* Task
Give the number of lines holding the string "JSON", and nothing else.

— start of Data provided —

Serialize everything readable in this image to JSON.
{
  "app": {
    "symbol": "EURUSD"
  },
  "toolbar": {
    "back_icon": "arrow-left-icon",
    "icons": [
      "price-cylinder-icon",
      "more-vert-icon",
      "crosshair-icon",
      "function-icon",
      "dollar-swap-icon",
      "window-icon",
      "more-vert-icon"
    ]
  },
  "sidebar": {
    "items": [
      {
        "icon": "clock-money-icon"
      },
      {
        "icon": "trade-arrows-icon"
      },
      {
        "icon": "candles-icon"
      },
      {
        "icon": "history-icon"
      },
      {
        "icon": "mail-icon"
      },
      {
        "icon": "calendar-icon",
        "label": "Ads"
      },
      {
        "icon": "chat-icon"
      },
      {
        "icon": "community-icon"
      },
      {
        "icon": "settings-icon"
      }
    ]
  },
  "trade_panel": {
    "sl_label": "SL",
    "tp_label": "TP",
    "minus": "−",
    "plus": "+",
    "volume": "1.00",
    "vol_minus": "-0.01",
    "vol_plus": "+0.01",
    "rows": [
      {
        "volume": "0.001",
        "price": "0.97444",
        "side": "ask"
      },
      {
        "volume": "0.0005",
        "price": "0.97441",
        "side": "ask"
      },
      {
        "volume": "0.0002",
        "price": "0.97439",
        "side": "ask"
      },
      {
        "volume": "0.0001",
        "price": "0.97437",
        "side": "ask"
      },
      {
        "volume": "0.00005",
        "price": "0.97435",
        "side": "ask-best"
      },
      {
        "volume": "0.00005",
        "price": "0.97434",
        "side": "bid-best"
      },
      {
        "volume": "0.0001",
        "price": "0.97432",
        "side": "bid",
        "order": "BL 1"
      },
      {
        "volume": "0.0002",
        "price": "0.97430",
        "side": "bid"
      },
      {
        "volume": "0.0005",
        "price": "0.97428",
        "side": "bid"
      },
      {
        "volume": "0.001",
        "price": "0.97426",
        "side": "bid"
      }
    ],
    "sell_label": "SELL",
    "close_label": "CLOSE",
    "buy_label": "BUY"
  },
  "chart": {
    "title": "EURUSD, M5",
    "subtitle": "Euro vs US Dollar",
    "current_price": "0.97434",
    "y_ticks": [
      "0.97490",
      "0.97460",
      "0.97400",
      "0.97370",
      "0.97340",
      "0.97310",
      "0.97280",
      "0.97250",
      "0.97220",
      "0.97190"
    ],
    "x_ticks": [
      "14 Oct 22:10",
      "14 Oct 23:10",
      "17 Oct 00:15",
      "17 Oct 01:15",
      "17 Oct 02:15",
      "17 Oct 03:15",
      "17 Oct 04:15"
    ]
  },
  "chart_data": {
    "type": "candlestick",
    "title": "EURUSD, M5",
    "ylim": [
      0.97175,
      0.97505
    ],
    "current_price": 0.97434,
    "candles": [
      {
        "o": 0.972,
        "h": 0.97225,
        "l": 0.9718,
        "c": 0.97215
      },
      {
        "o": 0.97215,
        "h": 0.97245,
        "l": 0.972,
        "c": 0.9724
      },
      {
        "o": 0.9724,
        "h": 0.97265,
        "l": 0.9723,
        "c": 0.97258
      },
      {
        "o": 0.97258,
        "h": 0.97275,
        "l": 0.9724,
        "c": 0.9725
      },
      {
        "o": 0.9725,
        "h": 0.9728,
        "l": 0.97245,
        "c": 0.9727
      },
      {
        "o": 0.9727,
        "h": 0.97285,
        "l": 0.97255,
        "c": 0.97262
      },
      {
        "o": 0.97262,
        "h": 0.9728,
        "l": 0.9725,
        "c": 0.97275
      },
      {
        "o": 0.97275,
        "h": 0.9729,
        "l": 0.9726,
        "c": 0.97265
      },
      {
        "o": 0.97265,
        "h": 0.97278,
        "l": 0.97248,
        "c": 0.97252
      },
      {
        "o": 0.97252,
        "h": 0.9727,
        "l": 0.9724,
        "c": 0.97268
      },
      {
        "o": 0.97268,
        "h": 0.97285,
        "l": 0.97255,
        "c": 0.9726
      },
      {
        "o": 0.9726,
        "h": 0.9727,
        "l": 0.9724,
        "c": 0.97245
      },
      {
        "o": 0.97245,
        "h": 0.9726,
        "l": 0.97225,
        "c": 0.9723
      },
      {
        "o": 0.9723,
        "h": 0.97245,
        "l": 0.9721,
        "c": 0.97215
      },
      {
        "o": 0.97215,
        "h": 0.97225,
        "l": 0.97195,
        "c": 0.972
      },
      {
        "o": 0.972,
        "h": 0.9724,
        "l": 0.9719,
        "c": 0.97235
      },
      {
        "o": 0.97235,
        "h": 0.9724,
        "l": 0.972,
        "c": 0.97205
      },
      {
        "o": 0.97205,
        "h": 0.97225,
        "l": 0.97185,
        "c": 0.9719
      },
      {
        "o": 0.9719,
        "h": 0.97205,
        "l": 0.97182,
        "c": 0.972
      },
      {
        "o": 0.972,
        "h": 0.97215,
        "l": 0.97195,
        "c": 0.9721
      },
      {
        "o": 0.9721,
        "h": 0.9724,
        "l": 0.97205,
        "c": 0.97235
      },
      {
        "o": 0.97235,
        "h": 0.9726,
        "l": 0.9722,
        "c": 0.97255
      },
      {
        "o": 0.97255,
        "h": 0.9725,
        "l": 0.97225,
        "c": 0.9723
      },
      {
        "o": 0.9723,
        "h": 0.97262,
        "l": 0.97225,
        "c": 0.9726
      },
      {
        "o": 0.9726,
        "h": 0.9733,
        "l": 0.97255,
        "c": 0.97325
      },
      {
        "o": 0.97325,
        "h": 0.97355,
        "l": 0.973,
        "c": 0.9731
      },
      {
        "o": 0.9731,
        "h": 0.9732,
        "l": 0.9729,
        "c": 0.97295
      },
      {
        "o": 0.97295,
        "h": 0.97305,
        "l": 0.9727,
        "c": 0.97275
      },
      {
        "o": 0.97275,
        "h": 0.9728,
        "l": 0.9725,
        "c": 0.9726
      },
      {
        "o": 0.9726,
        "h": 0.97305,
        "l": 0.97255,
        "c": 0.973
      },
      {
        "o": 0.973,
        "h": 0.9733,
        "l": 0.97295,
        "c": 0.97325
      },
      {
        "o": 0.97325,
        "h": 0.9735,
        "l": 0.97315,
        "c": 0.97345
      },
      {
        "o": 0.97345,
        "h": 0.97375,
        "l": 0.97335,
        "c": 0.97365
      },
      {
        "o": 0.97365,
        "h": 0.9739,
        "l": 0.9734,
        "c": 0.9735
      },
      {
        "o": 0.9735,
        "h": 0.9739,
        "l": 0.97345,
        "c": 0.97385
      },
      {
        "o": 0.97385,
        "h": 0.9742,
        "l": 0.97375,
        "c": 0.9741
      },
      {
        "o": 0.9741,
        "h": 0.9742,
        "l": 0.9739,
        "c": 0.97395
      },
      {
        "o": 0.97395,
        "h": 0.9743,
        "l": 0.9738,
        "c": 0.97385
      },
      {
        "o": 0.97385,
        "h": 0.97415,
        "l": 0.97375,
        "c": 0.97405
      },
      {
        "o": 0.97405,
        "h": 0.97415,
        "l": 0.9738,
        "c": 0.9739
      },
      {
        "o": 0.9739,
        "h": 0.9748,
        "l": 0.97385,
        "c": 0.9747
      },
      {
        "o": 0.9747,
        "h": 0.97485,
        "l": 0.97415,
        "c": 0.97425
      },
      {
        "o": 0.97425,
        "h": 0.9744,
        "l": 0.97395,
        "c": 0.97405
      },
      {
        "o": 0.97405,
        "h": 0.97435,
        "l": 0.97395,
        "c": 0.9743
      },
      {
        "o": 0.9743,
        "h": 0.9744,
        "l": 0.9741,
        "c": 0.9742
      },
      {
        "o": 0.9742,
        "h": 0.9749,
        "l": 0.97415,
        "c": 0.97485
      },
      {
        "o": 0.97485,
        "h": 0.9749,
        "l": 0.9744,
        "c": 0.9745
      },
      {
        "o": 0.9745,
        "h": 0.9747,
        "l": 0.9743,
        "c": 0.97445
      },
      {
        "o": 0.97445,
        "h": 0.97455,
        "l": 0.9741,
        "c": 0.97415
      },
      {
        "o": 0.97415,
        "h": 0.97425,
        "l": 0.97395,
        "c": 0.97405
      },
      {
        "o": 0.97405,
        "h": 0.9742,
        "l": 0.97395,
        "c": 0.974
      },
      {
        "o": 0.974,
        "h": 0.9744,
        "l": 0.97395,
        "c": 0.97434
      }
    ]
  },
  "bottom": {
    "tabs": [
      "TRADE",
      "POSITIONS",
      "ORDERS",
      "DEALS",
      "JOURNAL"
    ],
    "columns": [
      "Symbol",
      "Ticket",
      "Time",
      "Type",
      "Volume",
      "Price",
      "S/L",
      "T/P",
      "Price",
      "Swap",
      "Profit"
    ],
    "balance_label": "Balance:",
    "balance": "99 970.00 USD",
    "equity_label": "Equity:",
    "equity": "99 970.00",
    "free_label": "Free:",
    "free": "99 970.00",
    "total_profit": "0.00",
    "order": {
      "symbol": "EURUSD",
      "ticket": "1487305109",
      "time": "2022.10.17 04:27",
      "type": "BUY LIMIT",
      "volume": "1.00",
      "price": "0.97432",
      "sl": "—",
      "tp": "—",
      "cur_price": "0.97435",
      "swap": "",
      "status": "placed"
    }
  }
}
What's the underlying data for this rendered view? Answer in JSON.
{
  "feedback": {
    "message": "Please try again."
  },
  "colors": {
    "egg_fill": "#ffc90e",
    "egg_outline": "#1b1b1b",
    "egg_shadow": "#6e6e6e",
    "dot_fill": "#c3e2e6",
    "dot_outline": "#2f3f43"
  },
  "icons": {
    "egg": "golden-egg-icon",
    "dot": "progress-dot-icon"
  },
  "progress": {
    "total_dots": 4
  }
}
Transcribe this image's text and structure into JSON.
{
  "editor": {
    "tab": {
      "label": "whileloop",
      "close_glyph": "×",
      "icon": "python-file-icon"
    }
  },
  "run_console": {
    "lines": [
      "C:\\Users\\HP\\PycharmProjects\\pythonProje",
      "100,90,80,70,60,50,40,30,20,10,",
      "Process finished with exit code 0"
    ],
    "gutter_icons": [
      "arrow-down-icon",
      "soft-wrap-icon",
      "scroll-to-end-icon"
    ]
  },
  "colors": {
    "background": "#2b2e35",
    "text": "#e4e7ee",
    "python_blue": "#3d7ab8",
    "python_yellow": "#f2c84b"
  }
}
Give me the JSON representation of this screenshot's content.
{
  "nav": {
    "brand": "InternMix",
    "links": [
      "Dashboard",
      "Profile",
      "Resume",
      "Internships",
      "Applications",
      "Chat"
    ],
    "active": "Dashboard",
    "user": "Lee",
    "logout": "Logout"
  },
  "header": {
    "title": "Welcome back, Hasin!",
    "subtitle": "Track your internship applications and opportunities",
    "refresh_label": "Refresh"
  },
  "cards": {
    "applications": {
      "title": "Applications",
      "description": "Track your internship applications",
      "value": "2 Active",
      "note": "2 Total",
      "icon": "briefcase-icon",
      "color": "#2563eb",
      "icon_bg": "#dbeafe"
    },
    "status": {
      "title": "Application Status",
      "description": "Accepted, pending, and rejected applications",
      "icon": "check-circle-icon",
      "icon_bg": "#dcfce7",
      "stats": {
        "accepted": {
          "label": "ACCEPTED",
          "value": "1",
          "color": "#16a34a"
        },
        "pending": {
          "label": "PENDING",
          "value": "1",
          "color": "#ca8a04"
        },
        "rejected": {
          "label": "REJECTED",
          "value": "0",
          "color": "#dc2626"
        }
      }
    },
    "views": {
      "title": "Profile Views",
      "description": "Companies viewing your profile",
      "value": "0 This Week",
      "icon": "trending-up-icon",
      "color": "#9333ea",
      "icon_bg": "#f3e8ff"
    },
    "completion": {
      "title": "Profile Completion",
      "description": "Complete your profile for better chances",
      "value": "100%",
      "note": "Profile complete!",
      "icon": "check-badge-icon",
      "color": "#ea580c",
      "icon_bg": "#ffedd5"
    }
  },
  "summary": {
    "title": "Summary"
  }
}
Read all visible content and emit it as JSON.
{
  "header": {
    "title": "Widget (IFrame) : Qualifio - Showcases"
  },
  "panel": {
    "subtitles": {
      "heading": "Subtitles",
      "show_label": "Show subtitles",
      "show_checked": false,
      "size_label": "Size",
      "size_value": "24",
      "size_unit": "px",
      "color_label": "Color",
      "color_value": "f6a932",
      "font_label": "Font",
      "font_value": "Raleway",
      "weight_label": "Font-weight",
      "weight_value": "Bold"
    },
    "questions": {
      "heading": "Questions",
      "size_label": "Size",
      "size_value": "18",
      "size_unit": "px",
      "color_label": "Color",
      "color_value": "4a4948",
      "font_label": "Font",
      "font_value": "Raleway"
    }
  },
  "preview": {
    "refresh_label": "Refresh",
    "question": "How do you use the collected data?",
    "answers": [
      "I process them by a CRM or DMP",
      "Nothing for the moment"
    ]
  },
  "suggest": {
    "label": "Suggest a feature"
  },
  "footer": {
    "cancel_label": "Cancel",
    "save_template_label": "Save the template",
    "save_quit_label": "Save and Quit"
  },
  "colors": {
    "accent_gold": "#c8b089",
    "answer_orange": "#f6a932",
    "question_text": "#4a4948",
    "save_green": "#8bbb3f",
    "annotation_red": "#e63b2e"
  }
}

— end of Data provided —

* Correct answer
5